Material for this exercise ->
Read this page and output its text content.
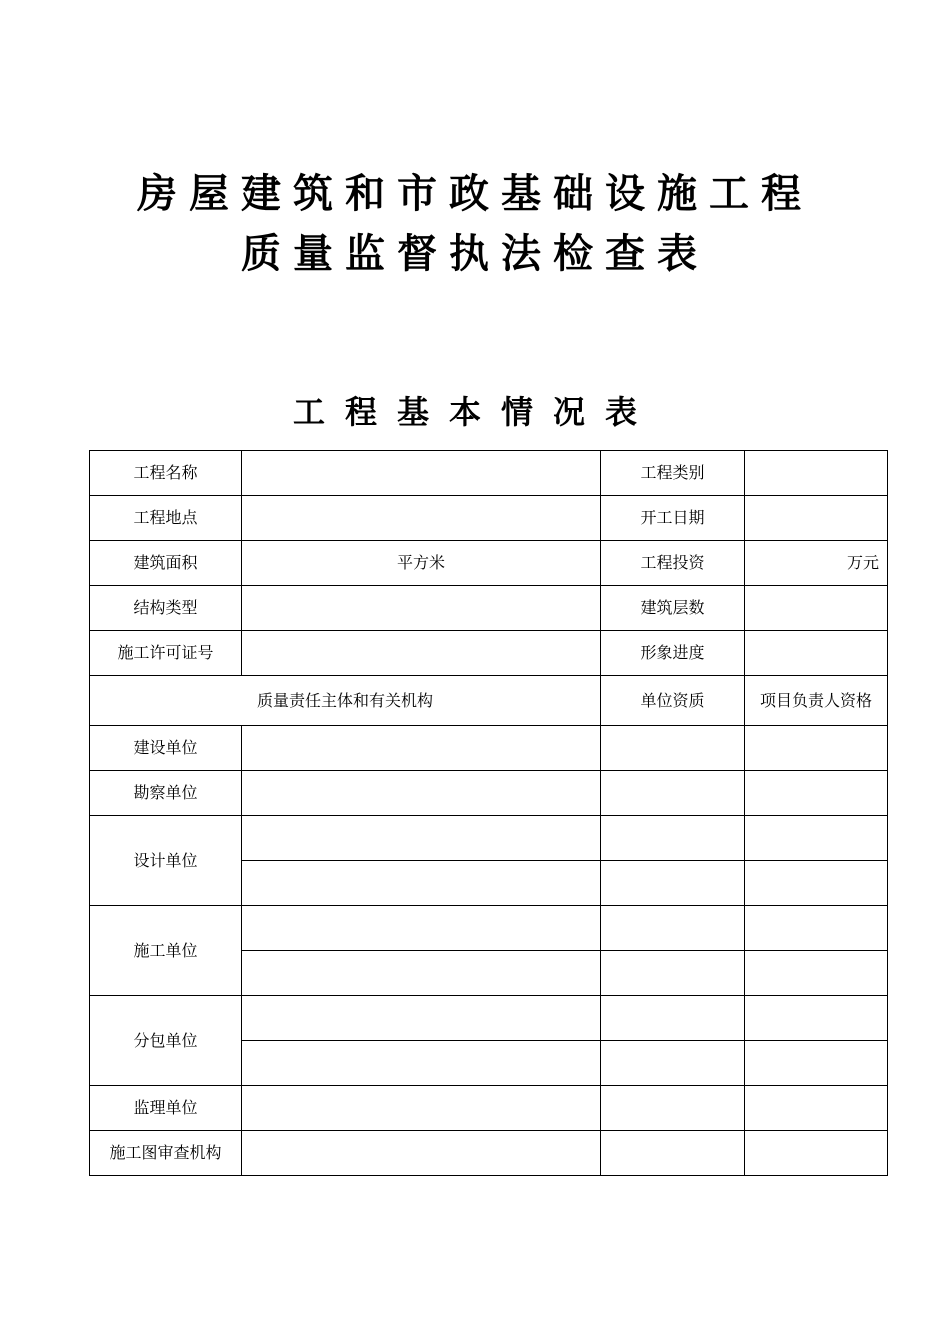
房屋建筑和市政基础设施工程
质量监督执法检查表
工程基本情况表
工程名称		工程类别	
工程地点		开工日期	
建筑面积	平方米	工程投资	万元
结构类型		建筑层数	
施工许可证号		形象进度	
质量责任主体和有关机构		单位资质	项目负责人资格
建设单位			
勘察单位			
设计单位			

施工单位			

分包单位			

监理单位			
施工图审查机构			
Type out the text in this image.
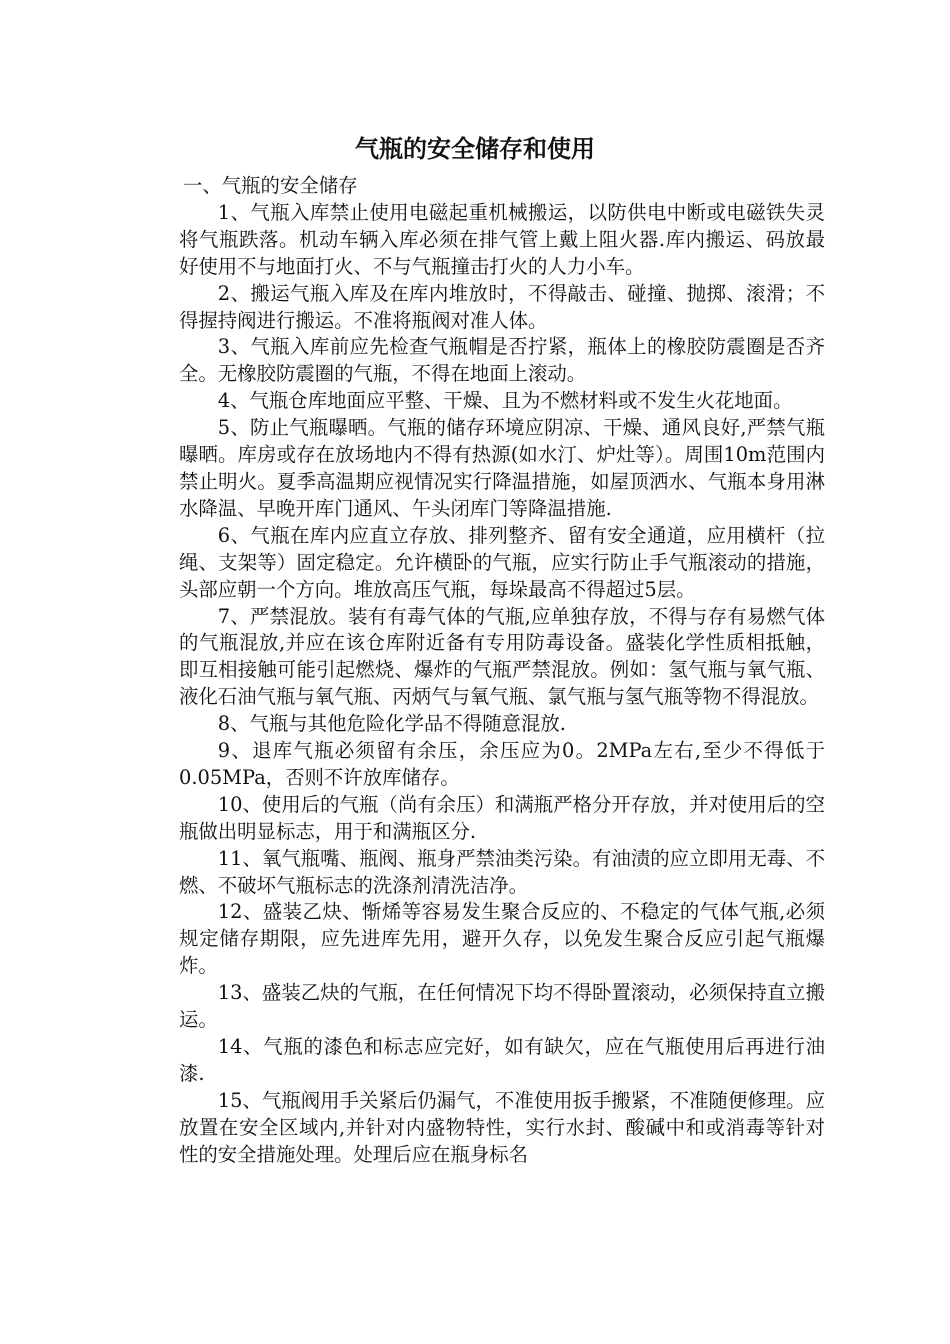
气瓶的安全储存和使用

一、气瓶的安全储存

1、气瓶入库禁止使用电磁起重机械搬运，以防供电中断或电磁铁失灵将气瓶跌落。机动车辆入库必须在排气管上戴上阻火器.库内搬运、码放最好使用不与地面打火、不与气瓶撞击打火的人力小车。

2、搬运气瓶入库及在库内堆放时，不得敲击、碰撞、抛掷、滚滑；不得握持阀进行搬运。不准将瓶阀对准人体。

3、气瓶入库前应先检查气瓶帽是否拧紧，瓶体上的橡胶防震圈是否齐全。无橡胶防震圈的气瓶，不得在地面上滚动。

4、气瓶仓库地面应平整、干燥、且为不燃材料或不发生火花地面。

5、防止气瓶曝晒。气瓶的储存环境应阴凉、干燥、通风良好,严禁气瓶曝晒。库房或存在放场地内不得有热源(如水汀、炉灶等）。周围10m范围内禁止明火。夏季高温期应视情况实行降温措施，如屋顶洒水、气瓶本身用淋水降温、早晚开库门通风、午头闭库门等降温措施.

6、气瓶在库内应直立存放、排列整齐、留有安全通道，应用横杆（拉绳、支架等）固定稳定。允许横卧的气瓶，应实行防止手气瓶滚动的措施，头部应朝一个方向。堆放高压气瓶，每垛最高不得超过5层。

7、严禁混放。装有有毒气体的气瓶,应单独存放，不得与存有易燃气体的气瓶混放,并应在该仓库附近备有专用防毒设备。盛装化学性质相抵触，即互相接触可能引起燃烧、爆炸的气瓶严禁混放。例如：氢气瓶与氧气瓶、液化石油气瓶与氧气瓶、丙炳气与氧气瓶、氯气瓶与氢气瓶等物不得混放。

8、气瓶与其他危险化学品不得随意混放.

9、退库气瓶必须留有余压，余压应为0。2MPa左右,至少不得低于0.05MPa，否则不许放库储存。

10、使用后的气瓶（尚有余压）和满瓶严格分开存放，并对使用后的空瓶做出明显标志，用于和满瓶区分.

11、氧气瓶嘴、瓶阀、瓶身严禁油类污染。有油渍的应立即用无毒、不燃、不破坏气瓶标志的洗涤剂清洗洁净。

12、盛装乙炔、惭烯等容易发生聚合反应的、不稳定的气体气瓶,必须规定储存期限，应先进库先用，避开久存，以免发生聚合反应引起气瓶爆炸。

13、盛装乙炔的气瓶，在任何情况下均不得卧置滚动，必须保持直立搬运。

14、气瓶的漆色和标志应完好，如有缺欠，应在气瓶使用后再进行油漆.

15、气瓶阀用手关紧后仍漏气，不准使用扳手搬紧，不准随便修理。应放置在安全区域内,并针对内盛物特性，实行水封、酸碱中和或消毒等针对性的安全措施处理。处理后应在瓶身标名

...

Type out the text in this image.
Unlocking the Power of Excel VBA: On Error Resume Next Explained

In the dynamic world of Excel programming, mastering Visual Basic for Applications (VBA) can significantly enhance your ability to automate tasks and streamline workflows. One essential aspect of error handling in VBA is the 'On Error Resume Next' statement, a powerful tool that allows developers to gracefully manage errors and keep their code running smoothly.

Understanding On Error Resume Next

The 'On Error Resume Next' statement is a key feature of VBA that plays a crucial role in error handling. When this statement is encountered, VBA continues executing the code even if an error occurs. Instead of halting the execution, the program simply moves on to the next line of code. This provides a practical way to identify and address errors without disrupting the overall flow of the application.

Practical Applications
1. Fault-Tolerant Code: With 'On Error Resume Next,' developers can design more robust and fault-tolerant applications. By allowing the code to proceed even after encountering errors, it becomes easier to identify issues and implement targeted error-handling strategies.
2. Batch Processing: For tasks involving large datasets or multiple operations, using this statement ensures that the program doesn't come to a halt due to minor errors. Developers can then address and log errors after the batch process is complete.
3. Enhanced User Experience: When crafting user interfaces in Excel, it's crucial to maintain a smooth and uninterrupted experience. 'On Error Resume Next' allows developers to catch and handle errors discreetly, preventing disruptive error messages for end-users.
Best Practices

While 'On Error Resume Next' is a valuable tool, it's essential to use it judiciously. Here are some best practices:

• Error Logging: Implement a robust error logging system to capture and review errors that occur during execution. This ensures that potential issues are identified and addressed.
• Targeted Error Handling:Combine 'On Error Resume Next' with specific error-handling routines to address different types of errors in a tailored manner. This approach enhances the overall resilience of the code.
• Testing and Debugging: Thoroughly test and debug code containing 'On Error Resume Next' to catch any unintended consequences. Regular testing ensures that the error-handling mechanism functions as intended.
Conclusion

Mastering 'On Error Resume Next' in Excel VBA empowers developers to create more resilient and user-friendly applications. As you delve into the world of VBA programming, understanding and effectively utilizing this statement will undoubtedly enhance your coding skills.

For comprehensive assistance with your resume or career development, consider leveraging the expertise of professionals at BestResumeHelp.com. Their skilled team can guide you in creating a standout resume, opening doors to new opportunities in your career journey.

Exercise ->
Give the number of lines in the listing above that hold the string "tasks", with nothing else.

Response to the exercise ->
2